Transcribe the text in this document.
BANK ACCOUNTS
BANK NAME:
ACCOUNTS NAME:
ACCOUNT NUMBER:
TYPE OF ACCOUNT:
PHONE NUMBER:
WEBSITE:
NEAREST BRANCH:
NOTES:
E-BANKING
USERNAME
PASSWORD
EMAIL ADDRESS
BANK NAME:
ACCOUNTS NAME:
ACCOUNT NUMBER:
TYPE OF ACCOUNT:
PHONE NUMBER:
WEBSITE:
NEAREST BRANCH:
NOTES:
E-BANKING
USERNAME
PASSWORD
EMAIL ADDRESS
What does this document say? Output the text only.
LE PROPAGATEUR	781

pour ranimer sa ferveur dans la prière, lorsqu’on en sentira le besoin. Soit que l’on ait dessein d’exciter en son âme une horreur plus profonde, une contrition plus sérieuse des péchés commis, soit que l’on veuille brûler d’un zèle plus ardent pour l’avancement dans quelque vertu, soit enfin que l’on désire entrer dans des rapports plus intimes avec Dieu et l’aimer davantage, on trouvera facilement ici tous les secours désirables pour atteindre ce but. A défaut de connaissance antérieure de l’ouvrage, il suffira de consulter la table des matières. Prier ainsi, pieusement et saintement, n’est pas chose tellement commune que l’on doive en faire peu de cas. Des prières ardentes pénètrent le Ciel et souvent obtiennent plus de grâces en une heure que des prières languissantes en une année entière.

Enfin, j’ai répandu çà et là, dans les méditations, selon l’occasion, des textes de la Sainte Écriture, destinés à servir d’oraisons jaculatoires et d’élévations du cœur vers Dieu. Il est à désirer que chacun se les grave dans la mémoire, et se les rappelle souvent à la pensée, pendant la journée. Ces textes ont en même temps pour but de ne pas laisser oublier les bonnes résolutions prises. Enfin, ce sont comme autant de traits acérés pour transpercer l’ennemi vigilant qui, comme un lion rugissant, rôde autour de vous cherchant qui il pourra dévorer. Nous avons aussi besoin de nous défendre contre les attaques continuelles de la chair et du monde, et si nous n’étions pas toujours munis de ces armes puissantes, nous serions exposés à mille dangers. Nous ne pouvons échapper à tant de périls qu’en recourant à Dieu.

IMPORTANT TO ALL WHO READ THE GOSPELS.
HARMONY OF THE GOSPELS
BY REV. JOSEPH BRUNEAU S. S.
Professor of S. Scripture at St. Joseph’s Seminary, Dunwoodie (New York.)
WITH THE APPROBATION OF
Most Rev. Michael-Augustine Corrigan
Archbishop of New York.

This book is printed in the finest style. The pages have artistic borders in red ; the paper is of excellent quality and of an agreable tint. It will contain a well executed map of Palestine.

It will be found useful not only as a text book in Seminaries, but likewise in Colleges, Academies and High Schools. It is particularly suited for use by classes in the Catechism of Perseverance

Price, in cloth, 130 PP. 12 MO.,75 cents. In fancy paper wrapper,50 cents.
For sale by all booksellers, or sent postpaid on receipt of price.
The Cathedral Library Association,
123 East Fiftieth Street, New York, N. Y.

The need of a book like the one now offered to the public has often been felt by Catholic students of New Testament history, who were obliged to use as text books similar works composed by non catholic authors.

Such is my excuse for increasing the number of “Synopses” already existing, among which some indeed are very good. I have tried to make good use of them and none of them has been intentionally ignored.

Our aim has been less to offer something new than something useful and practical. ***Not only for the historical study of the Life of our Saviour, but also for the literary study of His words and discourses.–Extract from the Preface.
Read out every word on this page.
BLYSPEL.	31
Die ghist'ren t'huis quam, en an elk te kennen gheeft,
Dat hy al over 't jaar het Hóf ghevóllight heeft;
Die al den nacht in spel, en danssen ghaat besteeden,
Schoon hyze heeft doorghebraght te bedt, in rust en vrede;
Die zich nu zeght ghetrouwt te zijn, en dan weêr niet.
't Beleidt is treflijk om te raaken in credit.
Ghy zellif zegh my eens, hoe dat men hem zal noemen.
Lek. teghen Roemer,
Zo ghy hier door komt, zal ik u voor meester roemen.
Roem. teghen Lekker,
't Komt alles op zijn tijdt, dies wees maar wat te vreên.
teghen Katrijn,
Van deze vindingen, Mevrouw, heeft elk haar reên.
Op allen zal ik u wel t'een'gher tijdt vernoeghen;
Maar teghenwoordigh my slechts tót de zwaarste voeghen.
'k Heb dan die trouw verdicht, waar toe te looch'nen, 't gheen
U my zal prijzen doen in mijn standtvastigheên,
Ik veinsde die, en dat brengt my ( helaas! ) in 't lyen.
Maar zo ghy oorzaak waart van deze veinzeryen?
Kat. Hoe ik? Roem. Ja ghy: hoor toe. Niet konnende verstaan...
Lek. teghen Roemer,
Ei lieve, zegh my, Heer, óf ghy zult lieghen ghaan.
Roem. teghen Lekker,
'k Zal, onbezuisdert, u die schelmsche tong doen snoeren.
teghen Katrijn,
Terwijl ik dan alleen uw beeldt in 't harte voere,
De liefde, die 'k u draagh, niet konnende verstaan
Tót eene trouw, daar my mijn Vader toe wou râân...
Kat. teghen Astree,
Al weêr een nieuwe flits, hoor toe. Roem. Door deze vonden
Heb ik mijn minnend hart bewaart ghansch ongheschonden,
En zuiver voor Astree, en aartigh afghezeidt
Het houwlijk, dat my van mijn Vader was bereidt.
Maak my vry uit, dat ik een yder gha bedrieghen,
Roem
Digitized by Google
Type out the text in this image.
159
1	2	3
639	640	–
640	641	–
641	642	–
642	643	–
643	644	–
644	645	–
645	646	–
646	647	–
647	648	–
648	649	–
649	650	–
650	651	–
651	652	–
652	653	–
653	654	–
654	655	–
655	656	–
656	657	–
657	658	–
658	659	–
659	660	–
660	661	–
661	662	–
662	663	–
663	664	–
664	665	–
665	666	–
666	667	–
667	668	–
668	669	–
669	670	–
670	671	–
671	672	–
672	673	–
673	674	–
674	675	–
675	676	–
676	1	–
===============
Task to complete: Respond with the number of lines containing "doen" and no additional words.

Reply: 2